(Exercise set):
a) According to the note on the Debian leela-zero package below, how large is the currently recommended weights file when uncompressed?
b) Sum up the note on the Debian leela-zero package below in two sentences.

The Debian package leela-zero contains no "pretrained model", or "weights file" in its terminology.

Leela Zero contains a program (autogtp) that generates and uploads raw game data, based on some weights you give it. Data generated by many volunteers is collected together and is available here [1] released into the public domain [2]. There's more than 1TB of it.

The code to "compile"/"train" this raw data into a weights file is in training/* and contains code for several different frameworks including tensorflow (Debian package in-progress at [3]). The nice thing is that you can give it raw data, it will generate weights *periodically* so you can pause the training and give the weights to someone else, who can perhaps supply more data and run a different training algorithm on a different deep-learning platform. AFAICT that's how the currently-recommended weights [4] have been trained, by the efforts of many different people for the past year or so. For context, it is 110MB uncompressed and it's just a very big matrix of floating-point numbers in ASCII format.

So the source code for everything is in fact FOSS, it's just the fact that the compilation/"training" process can't be run by individuals or small non-profit orgs easily. For the purposes of DFSG packaging everything's fine, we don't distribute any weights as part of Debian, and upstream does not distribute that as part of the FOSS software either. This is not ideal but is the best we can do for now.

(Dataset):

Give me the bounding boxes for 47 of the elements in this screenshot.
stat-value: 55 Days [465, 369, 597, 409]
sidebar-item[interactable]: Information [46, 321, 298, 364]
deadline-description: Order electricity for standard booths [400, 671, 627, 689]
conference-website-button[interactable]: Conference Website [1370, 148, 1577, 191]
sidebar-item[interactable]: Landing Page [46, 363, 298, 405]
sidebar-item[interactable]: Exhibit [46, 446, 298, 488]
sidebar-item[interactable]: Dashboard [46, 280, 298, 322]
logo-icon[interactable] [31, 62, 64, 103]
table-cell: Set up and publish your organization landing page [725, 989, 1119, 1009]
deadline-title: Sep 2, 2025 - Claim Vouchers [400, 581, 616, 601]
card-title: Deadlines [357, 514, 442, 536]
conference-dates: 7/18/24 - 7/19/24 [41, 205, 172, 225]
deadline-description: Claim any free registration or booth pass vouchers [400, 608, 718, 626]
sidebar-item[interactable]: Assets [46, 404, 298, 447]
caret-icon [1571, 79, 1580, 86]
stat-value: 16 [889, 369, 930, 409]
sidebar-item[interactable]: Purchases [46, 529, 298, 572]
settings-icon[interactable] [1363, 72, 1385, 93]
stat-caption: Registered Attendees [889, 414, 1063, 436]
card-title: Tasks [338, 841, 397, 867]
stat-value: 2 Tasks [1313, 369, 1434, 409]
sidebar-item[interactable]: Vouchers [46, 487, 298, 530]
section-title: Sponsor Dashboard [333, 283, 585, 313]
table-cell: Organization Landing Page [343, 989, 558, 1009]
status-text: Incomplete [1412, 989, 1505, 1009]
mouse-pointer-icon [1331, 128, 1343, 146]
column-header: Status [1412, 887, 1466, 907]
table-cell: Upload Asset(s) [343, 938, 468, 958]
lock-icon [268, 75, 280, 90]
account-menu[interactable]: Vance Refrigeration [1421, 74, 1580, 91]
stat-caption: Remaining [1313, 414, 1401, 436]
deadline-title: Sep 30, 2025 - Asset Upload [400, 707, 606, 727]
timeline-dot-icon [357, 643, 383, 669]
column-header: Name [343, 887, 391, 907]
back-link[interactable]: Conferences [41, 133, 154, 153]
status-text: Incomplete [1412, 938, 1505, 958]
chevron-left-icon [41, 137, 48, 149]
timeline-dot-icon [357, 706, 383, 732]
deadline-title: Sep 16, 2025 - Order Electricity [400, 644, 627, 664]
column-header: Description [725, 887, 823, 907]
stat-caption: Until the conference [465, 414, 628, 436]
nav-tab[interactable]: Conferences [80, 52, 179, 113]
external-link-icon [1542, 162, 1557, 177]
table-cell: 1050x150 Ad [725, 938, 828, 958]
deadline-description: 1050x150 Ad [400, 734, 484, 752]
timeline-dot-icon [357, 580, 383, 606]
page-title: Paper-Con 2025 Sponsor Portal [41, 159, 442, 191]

(Answers):
a) It is 110MB uncompressed.

b) The Debian leela-zero package ships no weights file, though Leela Zero includes both a program that generates raw game data and code that trains that data into weights. All the source code is FOSS and fine for Debian packaging, but individuals or small non-profit groups can't easily run the training themselves.